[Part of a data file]
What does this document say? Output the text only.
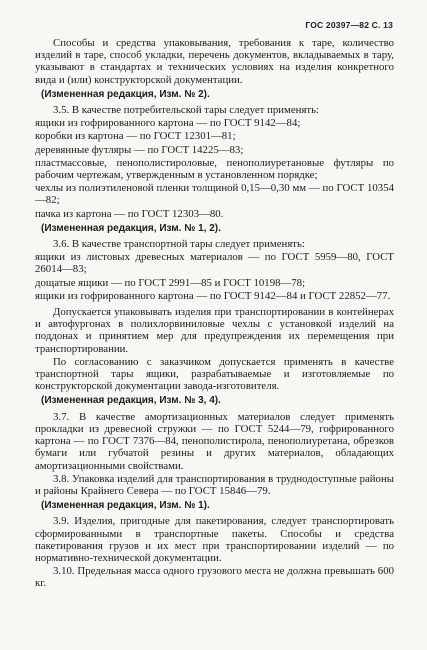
ГОС 20397—82 С. 13

Способы и средства упаковывания, требования к таре, количество изделий в таре, способ укладки, перечень документов, вкладываемых в тару, указывают в стандартах и технических условиях на изделия конкретного вида и (или) конструкторской документации.

(Измененная редакция, Изм. № 2).

3.5. В качестве потребительской тары следует применять:

ящики из гофрированного картона — по ГОСТ 9142—84;

коробки из картона — по ГОСТ 12301—81;

деревянные футляры — по ГОСТ 14225—83;

пластмассовые, пенополистироловые, пенополиуретановые футляры по рабочим чертежам, утвержденным в установленном порядке;

чехлы из полиэтиленовой пленки толщиной 0,15—0,30 мм — по ГОСТ 10354—82;

пачка из картона — по ГОСТ 12303—80.

(Измененная редакция, Изм. № 1, 2).

3.6. В качестве транспортной тары следует применять:

ящики из листовых древесных материалов — по ГОСТ 5959—80, ГОСТ 26014—83;

дощатые ящики — по ГОСТ 2991—85 и ГОСТ 10198—78;

ящики из гофрированного картона — по ГОСТ 9142—84 и ГОСТ 22852—77.

Допускается упаковывать изделия при транспортировании в контейнерах и автофургонах в полихлорвиниловые чехлы с установкой изделий на поддонах и принятием мер для предупреждения их перемещения при транспортировании.

По согласованию с заказчиком допускается применять в качестве транспортной тары ящики, разрабатываемые и изготовляемые по конструкторской документации завода-изготовителя.

(Измененная редакция, Изм. № 3, 4).

3.7. В качестве амортизационных материалов следует применять прокладки из древесной стружки — по ГОСТ 5244—79, гофрированного картона — по ГОСТ 7376—84, пенополистирола, пенополиуретана, обрезков бумаги или губчатой резины и других материалов, обладающих амортизационными свойствами.

3.8. Упаковка изделий для транспортирования в труднодоступные районы и районы Крайнего Севера — по ГОСТ 15846—79.

(Измененная редакция, Изм. № 1).

3.9. Изделия, пригодные для пакетирования, следует транспортировать сформированными в транспортные пакеты. Способы и средства пакетирования грузов и их мест при транспортировании изделий — по нормативно-технической документации.

3.10. Предельная масса одного грузового места не должна превышать 600 кг.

● **TASK TO CARRY OUT**:
Write out every line of the preceding listing that contains "Измененная".

● **SOLUTION TO THIS PROBLEM**:
(Измененная редакция, Изм. № 2).
(Измененная редакция, Изм. № 1, 2).
(Измененная редакция, Изм. № 3, 4).
(Измененная редакция, Изм. № 1).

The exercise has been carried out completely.